- Отрывок из документа -
::::::::::

«Ночные летописи» Геннадия Доброва. Книга 2 - Страница 21
Я начал эту песню петь, а Нюра поправляет: Гена, ты неправильно поёшь. – Я удивляюсь: почему неправильно? Мотив же правильный? – Она говорит: нет, неправильно, она поётся по-другому. Вот послушай (и спела совсем на другой мотив). Ты, говорит, чувствуешь разницу? Это трагическая песня, трагическая. И она должна звучать трагически. Тут недопустимы легкомысленные нотки.
Я когда услышал это, думаю… Боже мой! Боже мой! Где эти песни? Где? Кто их поёт? Неужели только женщина с обожжённым лицом, не видящая ничего вокруг, несчастная, может так спеть? Где наши народные артисты СССР? Могут ли они вот так спеть, чтобы слёзы хлынули? Чтобы душа затрепетала, представив всю эту сцену, как он рвётся к ней в могилу, чтобы лечь рядом в гробовой келье. Можно ли так любить? Так верно, до гроба? И что мы видим в жизни? Где эти примеры для подражания?

::::::::::

- Фрагмент набора данных -
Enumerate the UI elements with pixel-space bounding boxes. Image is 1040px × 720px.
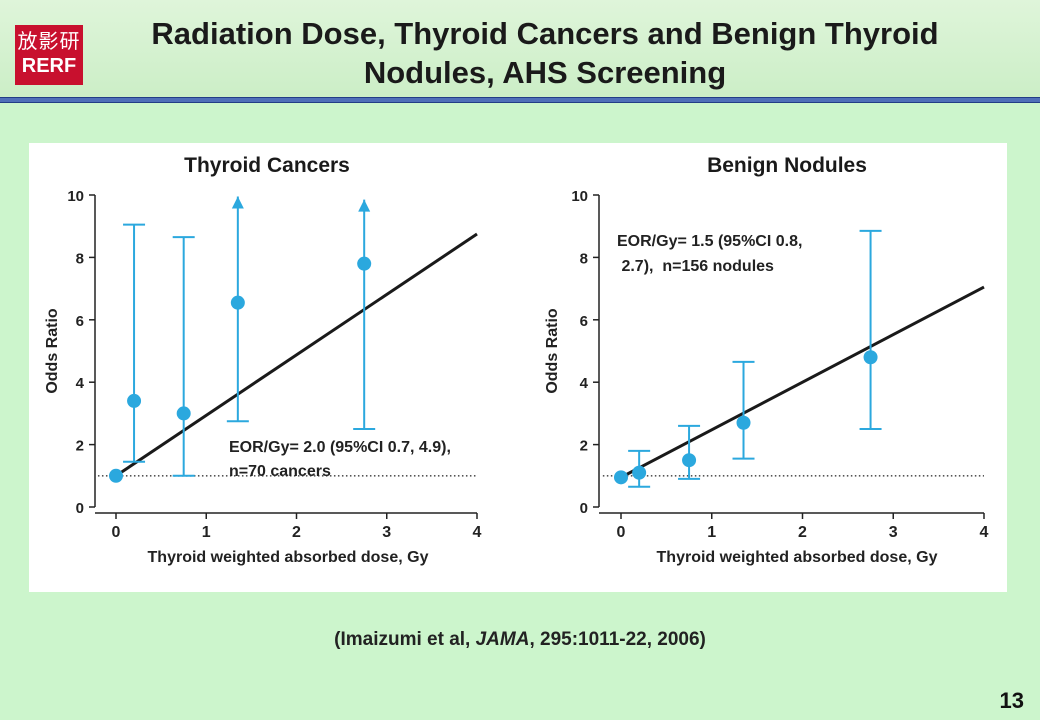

::::::::::

- Что нужно сделать -
1/ Переведите на английский предложение «Тут недопустимы легкомысленные нотки» из отрывка из «Ночных летописей».
2/ Продолжите отрывок из «Ночных летописей» после его последнего предложения.

- Итоговые ответы -
1/ Frivolous notes have no place here.

2/
В общем, закончил я этот рисунок. И хотя был ещё целый дом-интернат, полный инвалидов, но мне не хотелось даже ни на кого больше смотреть, потому что я видел, что несчастнее Нюры никого нет. Кто-то там смеётся, кто-то грустит, кто-то там ходит, кто-то не ходит – но всё-таки это жизнь. А тут у неё такая страшная трагедия. Тогда я спросил: Нюра, ты можешь открыть своё лицо? – А она как бы за это время уже привыкла ко мне и отвечает: Гена, я открою лицо, если ты закроешь двери. Я пошёл, закрыл двери на щеколду. И она открыла своё лицо, вернее то, что осталось от её лица. Я тут же, не теряя времени, говорю: ты сиди так, а я буду рисовать.
И вот она так сидела, голову подпёрла рукой, кофточка на ней какая-то жёлтенькая была, слегка протёртая в локтях. И из кофточки выпал крестик на верёвочке, она его держит в руке, опершись на стол. Я так и нарисовал.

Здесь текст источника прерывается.